(Data records)
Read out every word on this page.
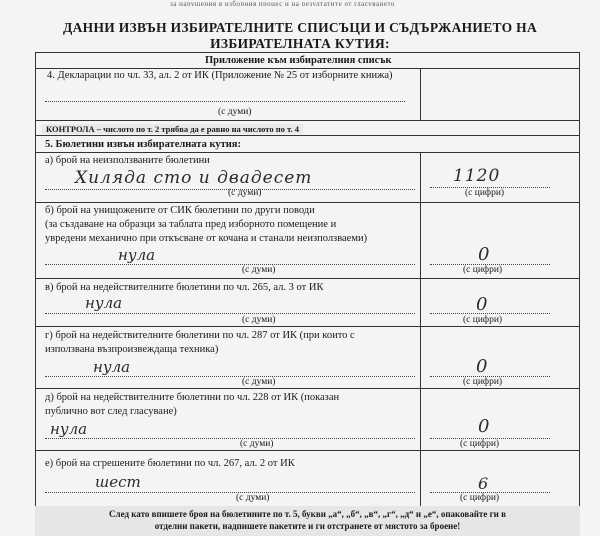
за нарушения в изборния процес и на резултатите от гласуването
ДАННИ ИЗВЪН ИЗБИРАТЕЛНИТЕ СПИСЪЦИ И СЪДЪРЖАНИЕТО НА
ИЗБИРАТЕЛНАТА КУТИЯ:
Приложение към избирателния списък
4. Декларации по чл. 33, ал. 2 от ИК (Приложение № 25 от изборните книжа)
(с думи)
КОНТРОЛА – числото по т. 2 трябва да е равно на числото по т. 4
5. Бюлетини извън избирателната кутия:
а) брой на неизползваните бюлетини
Хиляда сто и двадесет
(с думи)
1120
(с цифри)
б) брой на унищожените от СИК бюлетини по други поводи
(за създаване на образци за таблата пред изборното помещение и
увредени механично при откъсване от кочана и станали неизползваеми)
нула
(с думи)
0
(с цифри)
в) брой на недействителните бюлетини по чл. 265, ал. 3 от ИК
нула
(с думи)
0
(с цифри)
г) брой на недействителните бюлетини по чл. 287 от ИК (при които с
използвана възпроизвеждаща техника)
нула
(с думи)
0
(с цифри)
д) брой на недействителните бюлетини по чл. 228 от ИК (показан
публично вот след гласуване)
нула
(с думи)
0
(с цифри)
е) брой на сгрешените бюлетини по чл. 267, ал. 2 от ИК
шест
(с думи)
6
(с цифри)
След като впишете броя на бюлетините по т. 5, букви „а“, „б“, „в“, „г“, „д“ и „е“, опаковайте ги в
отделни пакети, надпишете пакетите и ги отстранете от мястото за броене!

To be done: Pick out each line that holds the string "недействителните".

Task solution:
в) брой на недействителните бюлетини по чл. 265, ал. 3 от ИК
г) брой на недействителните бюлетини по чл. 287 от ИК (при които с
д) брой на недействителните бюлетини по чл. 228 от ИК (показан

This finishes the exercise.